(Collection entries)
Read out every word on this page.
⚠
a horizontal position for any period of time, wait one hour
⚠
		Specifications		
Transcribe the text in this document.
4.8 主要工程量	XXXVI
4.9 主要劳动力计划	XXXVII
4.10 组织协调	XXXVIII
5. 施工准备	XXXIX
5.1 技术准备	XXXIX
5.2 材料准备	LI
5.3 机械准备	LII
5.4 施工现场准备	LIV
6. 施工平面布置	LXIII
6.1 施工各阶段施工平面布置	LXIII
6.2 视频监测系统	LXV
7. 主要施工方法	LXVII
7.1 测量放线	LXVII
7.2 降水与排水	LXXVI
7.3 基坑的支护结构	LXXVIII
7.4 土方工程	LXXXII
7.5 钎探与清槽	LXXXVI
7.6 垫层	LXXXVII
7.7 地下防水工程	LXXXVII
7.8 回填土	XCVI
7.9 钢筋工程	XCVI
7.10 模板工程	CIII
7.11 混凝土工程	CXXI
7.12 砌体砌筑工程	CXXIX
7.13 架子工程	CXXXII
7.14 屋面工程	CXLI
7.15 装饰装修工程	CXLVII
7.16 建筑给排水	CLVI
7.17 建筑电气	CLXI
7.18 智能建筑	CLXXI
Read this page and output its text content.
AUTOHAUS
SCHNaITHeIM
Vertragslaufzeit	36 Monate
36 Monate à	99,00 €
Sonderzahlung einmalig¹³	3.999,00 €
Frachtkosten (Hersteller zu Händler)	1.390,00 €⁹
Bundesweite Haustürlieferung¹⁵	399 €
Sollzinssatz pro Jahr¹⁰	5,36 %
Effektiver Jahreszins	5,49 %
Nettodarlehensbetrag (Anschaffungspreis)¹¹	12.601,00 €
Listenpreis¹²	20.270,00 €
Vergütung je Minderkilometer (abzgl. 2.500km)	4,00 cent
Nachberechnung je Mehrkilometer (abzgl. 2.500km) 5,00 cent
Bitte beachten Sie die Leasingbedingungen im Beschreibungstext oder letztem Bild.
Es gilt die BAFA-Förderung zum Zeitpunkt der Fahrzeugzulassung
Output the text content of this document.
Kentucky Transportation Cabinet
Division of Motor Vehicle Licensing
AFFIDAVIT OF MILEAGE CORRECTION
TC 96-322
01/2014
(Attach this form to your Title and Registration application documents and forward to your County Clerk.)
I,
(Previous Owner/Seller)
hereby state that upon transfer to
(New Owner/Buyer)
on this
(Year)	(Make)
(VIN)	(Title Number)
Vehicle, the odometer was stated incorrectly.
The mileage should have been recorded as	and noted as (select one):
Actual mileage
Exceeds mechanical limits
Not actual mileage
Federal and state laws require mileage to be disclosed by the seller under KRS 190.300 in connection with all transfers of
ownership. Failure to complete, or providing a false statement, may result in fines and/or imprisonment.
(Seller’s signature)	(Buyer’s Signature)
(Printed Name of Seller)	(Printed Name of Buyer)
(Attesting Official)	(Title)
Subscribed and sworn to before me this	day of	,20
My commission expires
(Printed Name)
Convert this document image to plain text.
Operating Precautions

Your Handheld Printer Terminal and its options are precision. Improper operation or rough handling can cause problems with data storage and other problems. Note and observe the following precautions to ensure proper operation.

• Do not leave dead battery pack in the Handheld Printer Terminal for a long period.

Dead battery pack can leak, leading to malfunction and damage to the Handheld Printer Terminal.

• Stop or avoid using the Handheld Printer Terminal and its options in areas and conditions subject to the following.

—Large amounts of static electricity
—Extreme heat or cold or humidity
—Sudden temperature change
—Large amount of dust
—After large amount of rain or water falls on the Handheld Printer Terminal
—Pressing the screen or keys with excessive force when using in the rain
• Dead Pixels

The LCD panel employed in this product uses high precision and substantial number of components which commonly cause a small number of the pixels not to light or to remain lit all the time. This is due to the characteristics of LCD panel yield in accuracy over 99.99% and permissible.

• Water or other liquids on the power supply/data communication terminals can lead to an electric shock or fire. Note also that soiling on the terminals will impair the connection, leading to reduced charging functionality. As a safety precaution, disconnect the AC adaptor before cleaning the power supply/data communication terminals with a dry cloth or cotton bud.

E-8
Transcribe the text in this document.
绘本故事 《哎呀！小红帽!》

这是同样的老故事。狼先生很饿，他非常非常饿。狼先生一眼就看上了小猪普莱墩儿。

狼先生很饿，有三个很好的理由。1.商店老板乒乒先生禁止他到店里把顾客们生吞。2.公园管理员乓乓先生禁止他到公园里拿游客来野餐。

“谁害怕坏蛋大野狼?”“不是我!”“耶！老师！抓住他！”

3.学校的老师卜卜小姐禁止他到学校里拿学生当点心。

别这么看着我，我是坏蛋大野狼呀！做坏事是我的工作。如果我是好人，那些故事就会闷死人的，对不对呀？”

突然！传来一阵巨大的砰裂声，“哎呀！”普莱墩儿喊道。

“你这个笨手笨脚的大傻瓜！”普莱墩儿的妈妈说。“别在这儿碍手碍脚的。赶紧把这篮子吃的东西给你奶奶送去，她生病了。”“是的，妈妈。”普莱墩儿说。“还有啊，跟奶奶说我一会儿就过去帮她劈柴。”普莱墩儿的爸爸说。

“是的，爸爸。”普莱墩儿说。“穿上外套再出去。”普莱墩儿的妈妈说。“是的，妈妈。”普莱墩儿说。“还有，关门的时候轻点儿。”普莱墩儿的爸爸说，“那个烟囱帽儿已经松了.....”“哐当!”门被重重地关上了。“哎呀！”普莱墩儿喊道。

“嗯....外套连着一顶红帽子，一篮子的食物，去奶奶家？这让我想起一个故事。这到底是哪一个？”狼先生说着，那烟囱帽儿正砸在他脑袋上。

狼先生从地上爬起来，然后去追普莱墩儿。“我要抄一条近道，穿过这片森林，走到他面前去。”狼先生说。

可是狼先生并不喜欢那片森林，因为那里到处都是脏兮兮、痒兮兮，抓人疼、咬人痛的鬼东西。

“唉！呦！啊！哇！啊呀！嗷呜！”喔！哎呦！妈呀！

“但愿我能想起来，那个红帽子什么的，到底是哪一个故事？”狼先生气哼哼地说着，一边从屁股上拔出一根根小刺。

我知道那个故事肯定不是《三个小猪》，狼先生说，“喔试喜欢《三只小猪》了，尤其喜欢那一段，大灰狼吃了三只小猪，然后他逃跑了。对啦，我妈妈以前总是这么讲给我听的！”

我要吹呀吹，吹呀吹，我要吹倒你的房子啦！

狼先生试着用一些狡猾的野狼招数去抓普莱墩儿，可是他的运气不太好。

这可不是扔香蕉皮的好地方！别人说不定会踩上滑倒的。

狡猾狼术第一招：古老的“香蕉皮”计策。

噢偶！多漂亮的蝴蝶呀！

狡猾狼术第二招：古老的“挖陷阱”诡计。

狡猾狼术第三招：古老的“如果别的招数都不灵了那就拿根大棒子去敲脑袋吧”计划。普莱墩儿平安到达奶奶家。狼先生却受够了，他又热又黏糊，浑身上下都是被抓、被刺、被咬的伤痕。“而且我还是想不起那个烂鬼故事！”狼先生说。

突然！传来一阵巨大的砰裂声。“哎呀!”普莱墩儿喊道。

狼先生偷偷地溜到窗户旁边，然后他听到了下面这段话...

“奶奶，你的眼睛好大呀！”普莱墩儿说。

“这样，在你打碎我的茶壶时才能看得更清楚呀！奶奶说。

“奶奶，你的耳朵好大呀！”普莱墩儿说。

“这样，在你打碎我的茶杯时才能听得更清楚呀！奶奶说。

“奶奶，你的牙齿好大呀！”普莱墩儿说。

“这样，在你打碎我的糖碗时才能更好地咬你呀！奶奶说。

What to do: Quote the material exactly, leaving nothing out.

Solution for this problem:
Read out every word on this page.
⚠
a horizontal position for any period of time, wait one hour
⚠
		Specifications		
Transcribe the text in this document.
4.8 主要工程量	XXXVI
4.9 主要劳动力计划	XXXVII
4.10 组织协调	XXXVIII
5. 施工准备	XXXIX
5.1 技术准备	XXXIX
5.2 材料准备	LI
5.3 机械准备	LII
5.4 施工现场准备	LIV
6. 施工平面布置	LXIII
6.1 施工各阶段施工平面布置	LXIII
6.2 视频监测系统	LXV
7. 主要施工方法	LXVII
7.1 测量放线	LXVII
7.2 降水与排水	LXXVI
7.3 基坑的支护结构	LXXVIII
7.4 土方工程	LXXXII
7.5 钎探与清槽	LXXXVI
7.6 垫层	LXXXVII
7.7 地下防水工程	LXXXVII
7.8 回填土	XCVI
7.9 钢筋工程	XCVI
7.10 模板工程	CIII
7.11 混凝土工程	CXXI
7.12 砌体砌筑工程	CXXIX
7.13 架子工程	CXXXII
7.14 屋面工程	CXLI
7.15 装饰装修工程	CXLVII
7.16 建筑给排水	CLVI
7.17 建筑电气	CLXI
7.18 智能建筑	CLXXI
Read this page and output its text content.
AUTOHAUS
SCHNaITHeIM
Vertragslaufzeit	36 Monate
36 Monate à	99,00 €
Sonderzahlung einmalig¹³	3.999,00 €
Frachtkosten (Hersteller zu Händler)	1.390,00 €⁹
Bundesweite Haustürlieferung¹⁵	399 €
Sollzinssatz pro Jahr¹⁰	5,36 %
Effektiver Jahreszins	5,49 %
Nettodarlehensbetrag (Anschaffungspreis)¹¹	12.601,00 €
Listenpreis¹²	20.270,00 €
Vergütung je Minderkilometer (abzgl. 2.500km)	4,00 cent
Nachberechnung je Mehrkilometer (abzgl. 2.500km) 5,00 cent
Bitte beachten Sie die Leasingbedingungen im Beschreibungstext oder letztem Bild.
Es gilt die BAFA-Förderung zum Zeitpunkt der Fahrzeugzulassung
Output the text content of this document.
Kentucky Transportation Cabinet
Division of Motor Vehicle Licensing
AFFIDAVIT OF MILEAGE CORRECTION
TC 96-322
01/2014
(Attach this form to your Title and Registration application documents and forward to your County Clerk.)
I,
(Previous Owner/Seller)
hereby state that upon transfer to
(New Owner/Buyer)
on this
(Year)	(Make)
(VIN)	(Title Number)
Vehicle, the odometer was stated incorrectly.
The mileage should have been recorded as	and noted as (select one):
Actual mileage
Exceeds mechanical limits
Not actual mileage
Federal and state laws require mileage to be disclosed by the seller under KRS 190.300 in connection with all transfers of
ownership. Failure to complete, or providing a false statement, may result in fines and/or imprisonment.
(Seller’s signature)	(Buyer’s Signature)
(Printed Name of Seller)	(Printed Name of Buyer)
(Attesting Official)	(Title)
Subscribed and sworn to before me this	day of	,20
My commission expires
(Printed Name)
Convert this document image to plain text.
Operating Precautions

Your Handheld Printer Terminal and its options are precision. Improper operation or rough handling can cause problems with data storage and other problems. Note and observe the following precautions to ensure proper operation.

• Do not leave dead battery pack in the Handheld Printer Terminal for a long period.

Dead battery pack can leak, leading to malfunction and damage to the Handheld Printer Terminal.

• Stop or avoid using the Handheld Printer Terminal and its options in areas and conditions subject to the following.

—Large amounts of static electricity
—Extreme heat or cold or humidity
—Sudden temperature change
—Large amount of dust
—After large amount of rain or water falls on the Handheld Printer Terminal
—Pressing the screen or keys with excessive force when using in the rain
• Dead Pixels

The LCD panel employed in this product uses high precision and substantial number of components which commonly cause a small number of the pixels not to light or to remain lit all the time. This is due to the characteristics of LCD panel yield in accuracy over 99.99% and permissible.

• Water or other liquids on the power supply/data communication terminals can lead to an electric shock or fire. Note also that soiling on the terminals will impair the connection, leading to reduced charging functionality. As a safety precaution, disconnect the AC adaptor before cleaning the power supply/data communication terminals with a dry cloth or cotton bud.

E-8
Transcribe the text in this document.
绘本故事 《哎呀！小红帽!》

这是同样的老故事。狼先生很饿，他非常非常饿。狼先生一眼就看上了小猪普莱墩儿。

狼先生很饿，有三个很好的理由。1.商店老板乒乒先生禁止他到店里把顾客们生吞。2.公园管理员乓乓先生禁止他到公园里拿游客来野餐。

“谁害怕坏蛋大野狼?”“不是我!”“耶！老师！抓住他！”

3.学校的老师卜卜小姐禁止他到学校里拿学生当点心。

别这么看着我，我是坏蛋大野狼呀！做坏事是我的工作。如果我是好人，那些故事就会闷死人的，对不对呀？”

突然！传来一阵巨大的砰裂声，“哎呀！”普莱墩儿喊道。

“你这个笨手笨脚的大傻瓜！”普莱墩儿的妈妈说。“别在这儿碍手碍脚的。赶紧把这篮子吃的东西给你奶奶送去，她生病了。”“是的，妈妈。”普莱墩儿说。“还有啊，跟奶奶说我一会儿就过去帮她劈柴。”普莱墩儿的爸爸说。

“是的，爸爸。”普莱墩儿说。“穿上外套再出去。”普莱墩儿的妈妈说。“是的，妈妈。”普莱墩儿说。“还有，关门的时候轻点儿。”普莱墩儿的爸爸说，“那个烟囱帽儿已经松了.....”“哐当!”门被重重地关上了。“哎呀！”普莱墩儿喊道。

“嗯....外套连着一顶红帽子，一篮子的食物，去奶奶家？这让我想起一个故事。这到底是哪一个？”狼先生说着，那烟囱帽儿正砸在他脑袋上。

狼先生从地上爬起来，然后去追普莱墩儿。“我要抄一条近道，穿过这片森林，走到他面前去。”狼先生说。

可是狼先生并不喜欢那片森林，因为那里到处都是脏兮兮、痒兮兮，抓人疼、咬人痛的鬼东西。

“唉！呦！啊！哇！啊呀！嗷呜！”喔！哎呦！妈呀！

“但愿我能想起来，那个红帽子什么的，到底是哪一个故事？”狼先生气哼哼地说着，一边从屁股上拔出一根根小刺。

我知道那个故事肯定不是《三个小猪》，狼先生说，“喔试喜欢《三只小猪》了，尤其喜欢那一段，大灰狼吃了三只小猪，然后他逃跑了。对啦，我妈妈以前总是这么讲给我听的！”

我要吹呀吹，吹呀吹，我要吹倒你的房子啦！

狼先生试着用一些狡猾的野狼招数去抓普莱墩儿，可是他的运气不太好。

这可不是扔香蕉皮的好地方！别人说不定会踩上滑倒的。

狡猾狼术第一招：古老的“香蕉皮”计策。

噢偶！多漂亮的蝴蝶呀！

狡猾狼术第二招：古老的“挖陷阱”诡计。

狡猾狼术第三招：古老的“如果别的招数都不灵了那就拿根大棒子去敲脑袋吧”计划。普莱墩儿平安到达奶奶家。狼先生却受够了，他又热又黏糊，浑身上下都是被抓、被刺、被咬的伤痕。“而且我还是想不起那个烂鬼故事！”狼先生说。

突然！传来一阵巨大的砰裂声。“哎呀!”普莱墩儿喊道。

狼先生偷偷地溜到窗户旁边，然后他听到了下面这段话...

“奶奶，你的眼睛好大呀！”普莱墩儿说。

“这样，在你打碎我的茶壶时才能看得更清楚呀！奶奶说。

“奶奶，你的耳朵好大呀！”普莱墩儿说。

“这样，在你打碎我的茶杯时才能听得更清楚呀！奶奶说。

“奶奶，你的牙齿好大呀！”普莱墩儿说。

“这样，在你打碎我的糖碗时才能更好地咬你呀！奶奶说。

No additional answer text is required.